▶ [DIRECTIVE]
The records below must be retyped exactly.

Dataset excerpt:
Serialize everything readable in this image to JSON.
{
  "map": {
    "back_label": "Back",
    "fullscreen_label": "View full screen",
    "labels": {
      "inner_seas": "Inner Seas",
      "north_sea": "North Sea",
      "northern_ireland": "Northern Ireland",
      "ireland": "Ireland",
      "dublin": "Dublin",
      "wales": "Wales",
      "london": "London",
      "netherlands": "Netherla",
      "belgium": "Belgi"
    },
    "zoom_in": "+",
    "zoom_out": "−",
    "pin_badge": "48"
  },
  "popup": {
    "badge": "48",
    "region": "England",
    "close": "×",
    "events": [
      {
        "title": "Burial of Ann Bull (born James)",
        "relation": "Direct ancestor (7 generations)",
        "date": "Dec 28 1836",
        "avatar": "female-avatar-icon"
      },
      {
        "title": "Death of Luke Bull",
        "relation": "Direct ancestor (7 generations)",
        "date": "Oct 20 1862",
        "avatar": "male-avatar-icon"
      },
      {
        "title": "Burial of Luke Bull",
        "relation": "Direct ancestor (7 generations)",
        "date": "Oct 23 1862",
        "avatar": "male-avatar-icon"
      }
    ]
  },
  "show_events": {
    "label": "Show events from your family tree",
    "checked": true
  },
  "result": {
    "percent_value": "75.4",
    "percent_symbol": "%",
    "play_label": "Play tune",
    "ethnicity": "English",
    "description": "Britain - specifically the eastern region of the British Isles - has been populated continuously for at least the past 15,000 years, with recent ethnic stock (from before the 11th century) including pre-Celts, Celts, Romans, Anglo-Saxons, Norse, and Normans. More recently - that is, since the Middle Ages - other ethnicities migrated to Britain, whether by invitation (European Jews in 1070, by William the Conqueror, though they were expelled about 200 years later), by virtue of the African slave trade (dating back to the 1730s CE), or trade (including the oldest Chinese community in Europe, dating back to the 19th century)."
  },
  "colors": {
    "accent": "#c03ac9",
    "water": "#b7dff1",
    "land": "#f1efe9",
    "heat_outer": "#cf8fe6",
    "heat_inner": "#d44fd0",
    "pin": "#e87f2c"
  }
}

▶ [WRITTEN SOLUTION]
Serialize everything readable in this image to JSON.
{
  "map": {
    "back_label": "Back",
    "fullscreen_label": "View full screen",
    "labels": {
      "inner_seas": "Inner Seas",
      "north_sea": "North Sea",
      "northern_ireland": "Northern Ireland",
      "ireland": "Ireland",
      "dublin": "Dublin",
      "wales": "Wales",
      "london": "London",
      "netherlands": "Netherla",
      "belgium": "Belgi"
    },
    "zoom_in": "+",
    "zoom_out": "−",
    "pin_badge": "48"
  },
  "popup": {
    "badge": "48",
    "region": "England",
    "close": "×",
    "events": [
      {
        "title": "Burial of Ann Bull (born James)",
        "relation": "Direct ancestor (7 generations)",
        "date": "Dec 28 1836",
        "avatar": "female-avatar-icon"
      },
      {
        "title": "Death of Luke Bull",
        "relation": "Direct ancestor (7 generations)",
        "date": "Oct 20 1862",
        "avatar": "male-avatar-icon"
      },
      {
        "title": "Burial of Luke Bull",
        "relation": "Direct ancestor (7 generations)",
        "date": "Oct 23 1862",
        "avatar": "male-avatar-icon"
      }
    ]
  },
  "show_events": {
    "label": "Show events from your family tree",
    "checked": true
  },
  "result": {
    "percent_value": "75.4",
    "percent_symbol": "%",
    "play_label": "Play tune",
    "ethnicity": "English",
    "description": "Britain - specifically the eastern region of the British Isles - has been populated continuously for at least the past 15,000 years, with recent ethnic stock (from before the 11th century) including pre-Celts, Celts, Romans, Anglo-Saxons, Norse, and Normans. More recently - that is, since the Middle Ages - other ethnicities migrated to Britain, whether by invitation (European Jews in 1070, by William the Conqueror, though they were expelled about 200 years later), by virtue of the African slave trade (dating back to the 1730s CE), or trade (including the oldest Chinese community in Europe, dating back to the 19th century)."
  },
  "colors": {
    "accent": "#c03ac9",
    "water": "#b7dff1",
    "land": "#f1efe9",
    "heat_outer": "#cf8fe6",
    "heat_inner": "#d44fd0",
    "pin": "#e87f2c"
  }
}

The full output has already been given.